_DIRECTION_: Would you set down every entry shown below, precisely as written?

------------------------------------------------------------

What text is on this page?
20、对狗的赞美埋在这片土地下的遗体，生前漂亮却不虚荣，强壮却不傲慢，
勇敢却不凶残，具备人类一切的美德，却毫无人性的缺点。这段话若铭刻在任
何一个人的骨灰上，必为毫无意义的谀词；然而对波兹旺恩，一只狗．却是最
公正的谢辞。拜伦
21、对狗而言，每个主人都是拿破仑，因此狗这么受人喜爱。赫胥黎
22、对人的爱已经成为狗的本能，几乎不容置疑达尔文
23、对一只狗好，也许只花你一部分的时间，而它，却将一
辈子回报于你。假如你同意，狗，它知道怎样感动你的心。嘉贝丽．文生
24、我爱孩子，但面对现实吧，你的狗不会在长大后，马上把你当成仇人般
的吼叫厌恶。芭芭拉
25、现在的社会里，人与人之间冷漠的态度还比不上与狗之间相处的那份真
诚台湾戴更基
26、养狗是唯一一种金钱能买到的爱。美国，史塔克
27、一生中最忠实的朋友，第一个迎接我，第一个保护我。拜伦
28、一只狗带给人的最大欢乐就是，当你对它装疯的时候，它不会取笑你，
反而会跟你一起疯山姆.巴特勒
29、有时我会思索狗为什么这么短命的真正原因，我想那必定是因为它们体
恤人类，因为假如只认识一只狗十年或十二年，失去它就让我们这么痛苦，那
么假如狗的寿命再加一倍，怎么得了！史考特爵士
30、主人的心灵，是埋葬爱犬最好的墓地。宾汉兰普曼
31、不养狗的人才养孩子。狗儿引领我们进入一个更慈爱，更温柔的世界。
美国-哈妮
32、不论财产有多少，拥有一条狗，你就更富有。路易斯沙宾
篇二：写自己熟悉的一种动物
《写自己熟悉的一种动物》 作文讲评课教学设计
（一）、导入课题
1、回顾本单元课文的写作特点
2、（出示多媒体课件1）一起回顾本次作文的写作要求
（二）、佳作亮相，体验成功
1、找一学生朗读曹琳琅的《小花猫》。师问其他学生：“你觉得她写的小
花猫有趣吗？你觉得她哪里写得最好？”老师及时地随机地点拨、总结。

------------------------------------------------------------

_EXERCISE SOLUTION_:
What text is on this page?
20、对狗的赞美埋在这片土地下的遗体，生前漂亮却不虚荣，强壮却不傲慢，
勇敢却不凶残，具备人类一切的美德，却毫无人性的缺点。这段话若铭刻在任
何一个人的骨灰上，必为毫无意义的谀词；然而对波兹旺恩，一只狗．却是最
公正的谢辞。拜伦
21、对狗而言，每个主人都是拿破仑，因此狗这么受人喜爱。赫胥黎
22、对人的爱已经成为狗的本能，几乎不容置疑达尔文
23、对一只狗好，也许只花你一部分的时间，而它，却将一
辈子回报于你。假如你同意，狗，它知道怎样感动你的心。嘉贝丽．文生
24、我爱孩子，但面对现实吧，你的狗不会在长大后，马上把你当成仇人般
的吼叫厌恶。芭芭拉
25、现在的社会里，人与人之间冷漠的态度还比不上与狗之间相处的那份真
诚台湾戴更基
26、养狗是唯一一种金钱能买到的爱。美国，史塔克
27、一生中最忠实的朋友，第一个迎接我，第一个保护我。拜伦
28、一只狗带给人的最大欢乐就是，当你对它装疯的时候，它不会取笑你，
反而会跟你一起疯山姆.巴特勒
29、有时我会思索狗为什么这么短命的真正原因，我想那必定是因为它们体
恤人类，因为假如只认识一只狗十年或十二年，失去它就让我们这么痛苦，那
么假如狗的寿命再加一倍，怎么得了！史考特爵士
30、主人的心灵，是埋葬爱犬最好的墓地。宾汉兰普曼
31、不养狗的人才养孩子。狗儿引领我们进入一个更慈爱，更温柔的世界。
美国-哈妮
32、不论财产有多少，拥有一条狗，你就更富有。路易斯沙宾
篇二：写自己熟悉的一种动物
《写自己熟悉的一种动物》 作文讲评课教学设计
（一）、导入课题
1、回顾本单元课文的写作特点
2、（出示多媒体课件1）一起回顾本次作文的写作要求
（二）、佳作亮相，体验成功
1、找一学生朗读曹琳琅的《小花猫》。师问其他学生：“你觉得她写的小
花猫有趣吗？你觉得她哪里写得最好？”老师及时地随机地点拨、总结。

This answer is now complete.